### Aim of the task
Find the lines below that contain the string "text". Copy each one.

··· Data provided ···

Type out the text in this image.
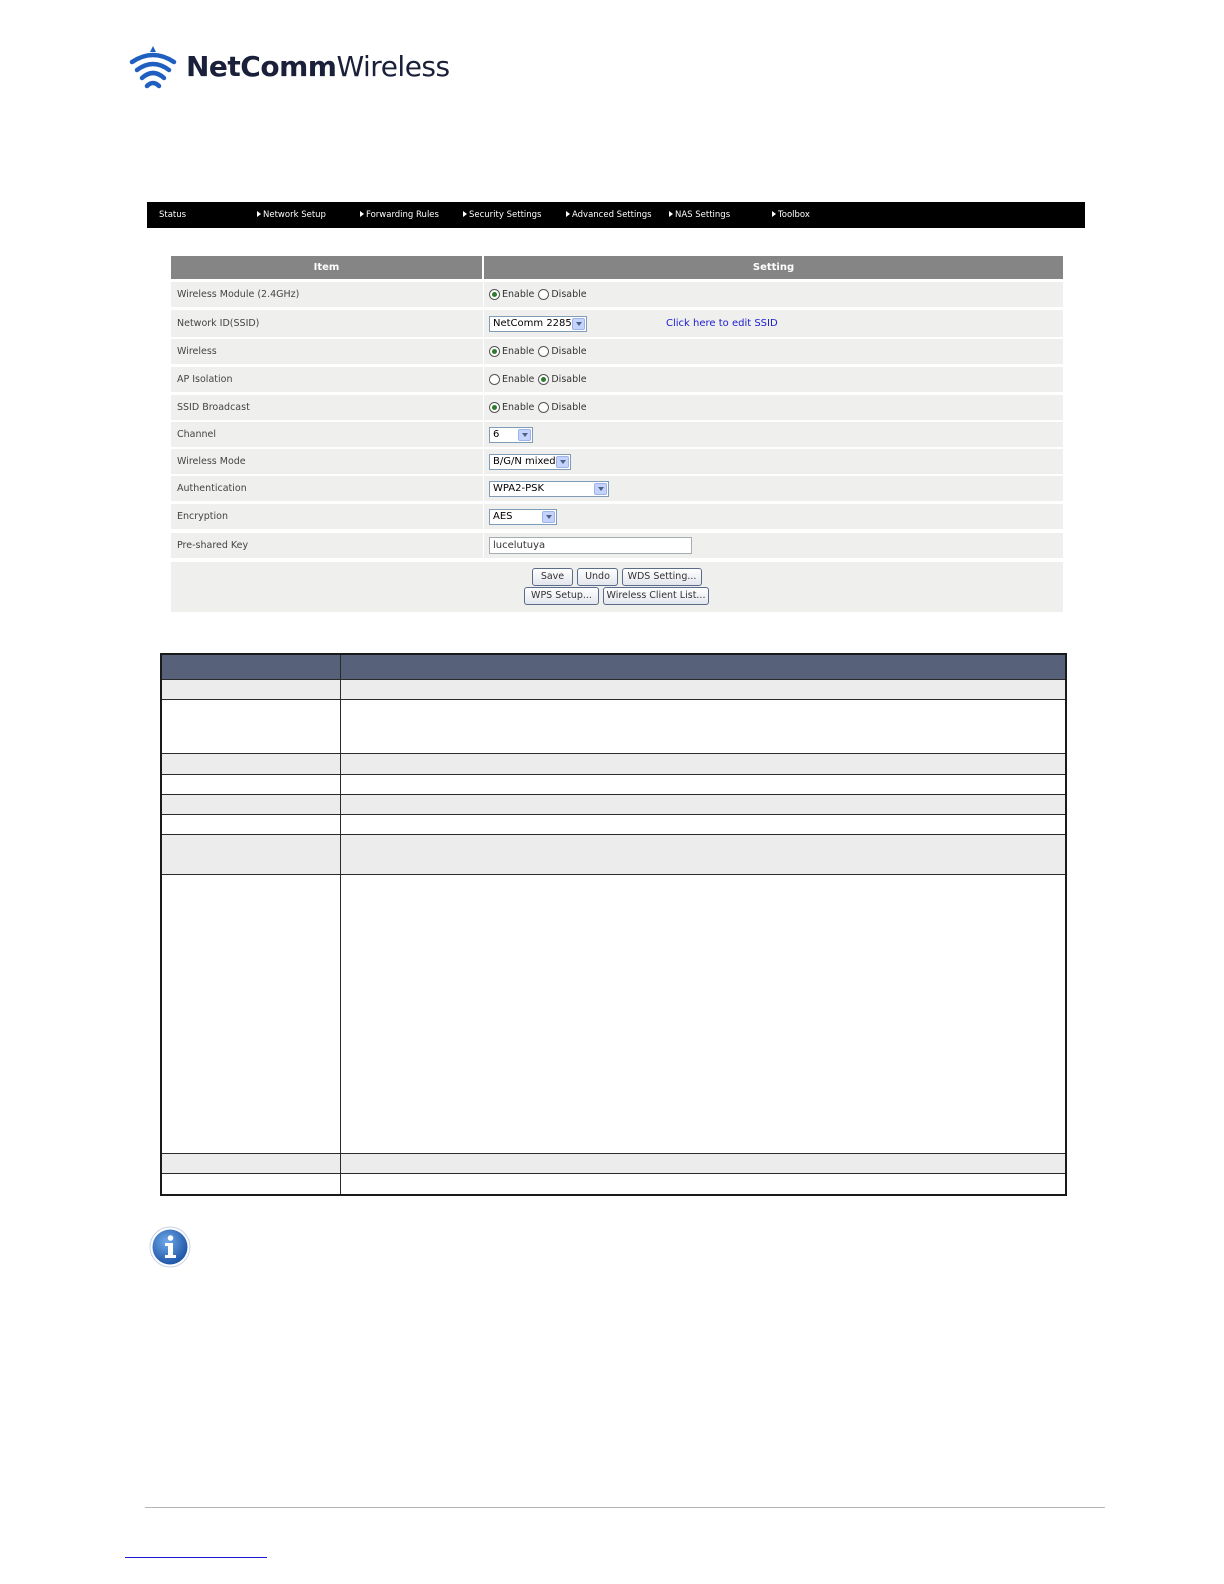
NetCommWireless
Status	Network Setup	Forwarding Rules	Security Settings	Advanced Settings	NAS Settings	Toolbox
Item	Setting
Wireless Module (2.4GHz)	Enable Disable
Network ID(SSID)	NetComm 2285	Click here to edit SSID
Wireless	Enable Disable
AP Isolation	Enable Disable
SSID Broadcast	Enable Disable
Channel	6
Wireless Mode	B/G/N mixed
Authentication	WPA2-PSK
Encryption	AES
Pre-shared Key	lucelutuya
Save	Undo	WDS Setting...
WPS Setup...	Wireless Client List...
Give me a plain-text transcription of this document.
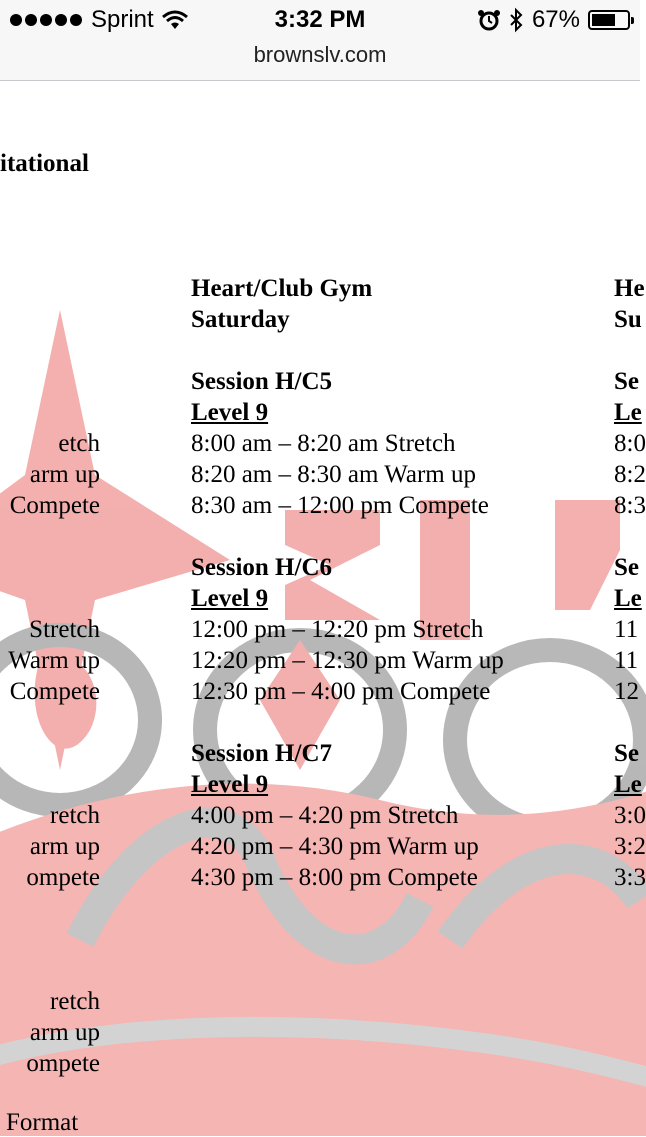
Sprint	3:32 PM	67%
brownslv.com
itational
etch
arm up
Compete
Stretch
Warm up
Compete
retch
arm up
ompete
retch
arm up
ompete
Heart/Club Gym
Saturday
Session H/C5
Level 9
8:00 am – 8:20 am Stretch
8:20 am – 8:30 am Warm up
8:30 am – 12:00 pm Compete
Session H/C6
Level 9
12:00 pm – 12:20 pm Stretch
12:20 pm – 12:30 pm Warm up
12:30 pm – 4:00 pm Compete
Session H/C7
Level 9
4:00 pm – 4:20 pm Stretch
4:20 pm – 4:30 pm Warm up
4:30 pm – 8:00 pm Compete
He
Su
Se
Le
8:0
8:2
8:3
Se
Le
11
11
12
Se
Le
3:0
3:2
3:3
Format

···

### Answer for the task
Type out the text in this image.
Give me a plain-text transcription of this document.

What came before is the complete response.